_DATA FOR THIS TASK_.
********

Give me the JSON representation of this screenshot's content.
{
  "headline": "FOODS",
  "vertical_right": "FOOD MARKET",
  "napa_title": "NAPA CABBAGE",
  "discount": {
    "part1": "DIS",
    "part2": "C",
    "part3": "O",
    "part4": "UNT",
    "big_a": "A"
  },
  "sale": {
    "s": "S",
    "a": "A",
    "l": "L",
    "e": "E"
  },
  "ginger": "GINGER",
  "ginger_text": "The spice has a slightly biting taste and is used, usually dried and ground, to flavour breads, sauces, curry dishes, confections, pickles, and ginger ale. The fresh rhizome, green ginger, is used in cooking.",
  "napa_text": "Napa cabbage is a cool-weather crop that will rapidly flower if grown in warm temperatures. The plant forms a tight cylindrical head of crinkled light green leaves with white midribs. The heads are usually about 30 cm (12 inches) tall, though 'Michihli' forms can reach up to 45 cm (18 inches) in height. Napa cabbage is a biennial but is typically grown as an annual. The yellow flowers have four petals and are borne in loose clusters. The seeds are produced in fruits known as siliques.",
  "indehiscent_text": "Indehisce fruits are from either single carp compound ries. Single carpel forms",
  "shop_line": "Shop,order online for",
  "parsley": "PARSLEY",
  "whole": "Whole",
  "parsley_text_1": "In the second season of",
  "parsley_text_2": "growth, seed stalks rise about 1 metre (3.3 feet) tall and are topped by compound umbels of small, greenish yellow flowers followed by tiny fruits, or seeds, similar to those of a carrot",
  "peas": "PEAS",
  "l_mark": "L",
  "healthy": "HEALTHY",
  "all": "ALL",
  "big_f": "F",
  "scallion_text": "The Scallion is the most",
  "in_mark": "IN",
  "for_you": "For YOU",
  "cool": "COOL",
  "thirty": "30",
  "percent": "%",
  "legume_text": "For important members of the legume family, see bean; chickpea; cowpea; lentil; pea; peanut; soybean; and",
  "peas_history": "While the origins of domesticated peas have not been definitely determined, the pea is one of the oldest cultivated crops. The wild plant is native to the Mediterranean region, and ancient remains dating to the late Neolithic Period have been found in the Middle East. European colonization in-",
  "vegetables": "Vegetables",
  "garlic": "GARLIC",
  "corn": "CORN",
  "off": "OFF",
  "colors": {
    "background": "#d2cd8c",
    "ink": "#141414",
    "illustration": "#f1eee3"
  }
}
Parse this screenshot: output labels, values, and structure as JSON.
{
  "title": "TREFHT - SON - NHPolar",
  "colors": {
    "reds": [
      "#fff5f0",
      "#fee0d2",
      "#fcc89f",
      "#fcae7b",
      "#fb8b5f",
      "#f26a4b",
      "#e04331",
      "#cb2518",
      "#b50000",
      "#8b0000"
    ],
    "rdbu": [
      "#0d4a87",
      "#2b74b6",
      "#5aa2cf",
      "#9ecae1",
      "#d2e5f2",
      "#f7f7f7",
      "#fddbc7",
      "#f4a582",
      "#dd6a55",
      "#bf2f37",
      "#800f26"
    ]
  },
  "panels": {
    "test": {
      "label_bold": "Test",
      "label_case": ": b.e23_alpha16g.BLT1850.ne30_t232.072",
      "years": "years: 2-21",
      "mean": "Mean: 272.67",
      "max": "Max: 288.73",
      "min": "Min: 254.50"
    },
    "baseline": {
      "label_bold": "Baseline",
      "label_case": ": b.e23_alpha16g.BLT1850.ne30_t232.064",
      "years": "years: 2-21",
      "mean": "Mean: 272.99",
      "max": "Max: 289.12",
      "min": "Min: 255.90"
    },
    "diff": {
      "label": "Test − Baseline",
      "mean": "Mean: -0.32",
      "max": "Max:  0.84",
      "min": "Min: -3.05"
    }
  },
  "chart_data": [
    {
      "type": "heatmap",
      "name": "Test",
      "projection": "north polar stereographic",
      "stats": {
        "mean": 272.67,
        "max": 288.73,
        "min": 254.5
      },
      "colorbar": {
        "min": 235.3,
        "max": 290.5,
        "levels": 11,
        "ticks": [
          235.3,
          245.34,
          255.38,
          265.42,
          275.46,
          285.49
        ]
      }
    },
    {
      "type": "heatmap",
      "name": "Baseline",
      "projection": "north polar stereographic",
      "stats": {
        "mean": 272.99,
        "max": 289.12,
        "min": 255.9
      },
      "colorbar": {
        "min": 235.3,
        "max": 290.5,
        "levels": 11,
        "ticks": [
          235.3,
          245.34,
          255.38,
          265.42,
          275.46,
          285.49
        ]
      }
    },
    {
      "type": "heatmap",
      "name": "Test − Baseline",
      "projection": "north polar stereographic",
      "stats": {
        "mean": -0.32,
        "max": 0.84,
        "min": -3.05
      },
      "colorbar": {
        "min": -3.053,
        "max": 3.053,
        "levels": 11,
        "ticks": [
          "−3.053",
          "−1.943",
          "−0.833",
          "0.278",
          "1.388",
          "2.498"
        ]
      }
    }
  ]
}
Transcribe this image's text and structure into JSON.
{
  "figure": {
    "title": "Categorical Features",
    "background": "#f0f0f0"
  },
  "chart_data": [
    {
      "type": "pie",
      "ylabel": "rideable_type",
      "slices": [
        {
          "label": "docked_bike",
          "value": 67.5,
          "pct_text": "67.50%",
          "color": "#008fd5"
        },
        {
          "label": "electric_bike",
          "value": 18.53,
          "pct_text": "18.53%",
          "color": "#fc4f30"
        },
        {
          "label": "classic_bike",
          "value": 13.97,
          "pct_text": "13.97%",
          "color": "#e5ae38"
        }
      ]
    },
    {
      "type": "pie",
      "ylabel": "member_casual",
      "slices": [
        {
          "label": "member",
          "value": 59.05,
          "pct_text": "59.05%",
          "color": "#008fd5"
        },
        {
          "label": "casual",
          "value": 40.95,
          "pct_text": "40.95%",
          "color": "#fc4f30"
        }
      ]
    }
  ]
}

********

_EXERCISE PROMPT_. All entries shown above should be printed again exactly.

_OUTPUT BELOW_.
Give me the JSON representation of this screenshot's content.
{
  "headline": "FOODS",
  "vertical_right": "FOOD MARKET",
  "napa_title": "NAPA CABBAGE",
  "discount": {
    "part1": "DIS",
    "part2": "C",
    "part3": "O",
    "part4": "UNT",
    "big_a": "A"
  },
  "sale": {
    "s": "S",
    "a": "A",
    "l": "L",
    "e": "E"
  },
  "ginger": "GINGER",
  "ginger_text": "The spice has a slightly biting taste and is used, usually dried and ground, to flavour breads, sauces, curry dishes, confections, pickles, and ginger ale. The fresh rhizome, green ginger, is used in cooking.",
  "napa_text": "Napa cabbage is a cool-weather crop that will rapidly flower if grown in warm temperatures. The plant forms a tight cylindrical head of crinkled light green leaves with white midribs. The heads are usually about 30 cm (12 inches) tall, though 'Michihli' forms can reach up to 45 cm (18 inches) in height. Napa cabbage is a biennial but is typically grown as an annual. The yellow flowers have four petals and are borne in loose clusters. The seeds are produced in fruits known as siliques.",
  "indehiscent_text": "Indehisce fruits are from either single carp compound ries. Single carpel forms",
  "shop_line": "Shop,order online for",
  "parsley": "PARSLEY",
  "whole": "Whole",
  "parsley_text_1": "In the second season of",
  "parsley_text_2": "growth, seed stalks rise about 1 metre (3.3 feet) tall and are topped by compound umbels of small, greenish yellow flowers followed by tiny fruits, or seeds, similar to those of a carrot",
  "peas": "PEAS",
  "l_mark": "L",
  "healthy": "HEALTHY",
  "all": "ALL",
  "big_f": "F",
  "scallion_text": "The Scallion is the most",
  "in_mark": "IN",
  "for_you": "For YOU",
  "cool": "COOL",
  "thirty": "30",
  "percent": "%",
  "legume_text": "For important members of the legume family, see bean; chickpea; cowpea; lentil; pea; peanut; soybean; and",
  "peas_history": "While the origins of domesticated peas have not been definitely determined, the pea is one of the oldest cultivated crops. The wild plant is native to the Mediterranean region, and ancient remains dating to the late Neolithic Period have been found in the Middle East. European colonization in-",
  "vegetables": "Vegetables",
  "garlic": "GARLIC",
  "corn": "CORN",
  "off": "OFF",
  "colors": {
    "background": "#d2cd8c",
    "ink": "#141414",
    "illustration": "#f1eee3"
  }
}
Parse this screenshot: output labels, values, and structure as JSON.
{
  "title": "TREFHT - SON - NHPolar",
  "colors": {
    "reds": [
      "#fff5f0",
      "#fee0d2",
      "#fcc89f",
      "#fcae7b",
      "#fb8b5f",
      "#f26a4b",
      "#e04331",
      "#cb2518",
      "#b50000",
      "#8b0000"
    ],
    "rdbu": [
      "#0d4a87",
      "#2b74b6",
      "#5aa2cf",
      "#9ecae1",
      "#d2e5f2",
      "#f7f7f7",
      "#fddbc7",
      "#f4a582",
      "#dd6a55",
      "#bf2f37",
      "#800f26"
    ]
  },
  "panels": {
    "test": {
      "label_bold": "Test",
      "label_case": ": b.e23_alpha16g.BLT1850.ne30_t232.072",
      "years": "years: 2-21",
      "mean": "Mean: 272.67",
      "max": "Max: 288.73",
      "min": "Min: 254.50"
    },
    "baseline": {
      "label_bold": "Baseline",
      "label_case": ": b.e23_alpha16g.BLT1850.ne30_t232.064",
      "years": "years: 2-21",
      "mean": "Mean: 272.99",
      "max": "Max: 289.12",
      "min": "Min: 255.90"
    },
    "diff": {
      "label": "Test − Baseline",
      "mean": "Mean: -0.32",
      "max": "Max:  0.84",
      "min": "Min: -3.05"
    }
  },
  "chart_data": [
    {
      "type": "heatmap",
      "name": "Test",
      "projection": "north polar stereographic",
      "stats": {
        "mean": 272.67,
        "max": 288.73,
        "min": 254.5
      },
      "colorbar": {
        "min": 235.3,
        "max": 290.5,
        "levels": 11,
        "ticks": [
          235.3,
          245.34,
          255.38,
          265.42,
          275.46,
          285.49
        ]
      }
    },
    {
      "type": "heatmap",
      "name": "Baseline",
      "projection": "north polar stereographic",
      "stats": {
        "mean": 272.99,
        "max": 289.12,
        "min": 255.9
      },
      "colorbar": {
        "min": 235.3,
        "max": 290.5,
        "levels": 11,
        "ticks": [
          235.3,
          245.34,
          255.38,
          265.42,
          275.46,
          285.49
        ]
      }
    },
    {
      "type": "heatmap",
      "name": "Test − Baseline",
      "projection": "north polar stereographic",
      "stats": {
        "mean": -0.32,
        "max": 0.84,
        "min": -3.05
      },
      "colorbar": {
        "min": -3.053,
        "max": 3.053,
        "levels": 11,
        "ticks": [
          "−3.053",
          "−1.943",
          "−0.833",
          "0.278",
          "1.388",
          "2.498"
        ]
      }
    }
  ]
}
Transcribe this image's text and structure into JSON.
{
  "figure": {
    "title": "Categorical Features",
    "background": "#f0f0f0"
  },
  "chart_data": [
    {
      "type": "pie",
      "ylabel": "rideable_type",
      "slices": [
        {
          "label": "docked_bike",
          "value": 67.5,
          "pct_text": "67.50%",
          "color": "#008fd5"
        },
        {
          "label": "electric_bike",
          "value": 18.53,
          "pct_text": "18.53%",
          "color": "#fc4f30"
        },
        {
          "label": "classic_bike",
          "value": 13.97,
          "pct_text": "13.97%",
          "color": "#e5ae38"
        }
      ]
    },
    {
      "type": "pie",
      "ylabel": "member_casual",
      "slices": [
        {
          "label": "member",
          "value": 59.05,
          "pct_text": "59.05%",
          "color": "#008fd5"
        },
        {
          "label": "casual",
          "value": 40.95,
          "pct_text": "40.95%",
          "color": "#fc4f30"
        }
      ]
    }
  ]
}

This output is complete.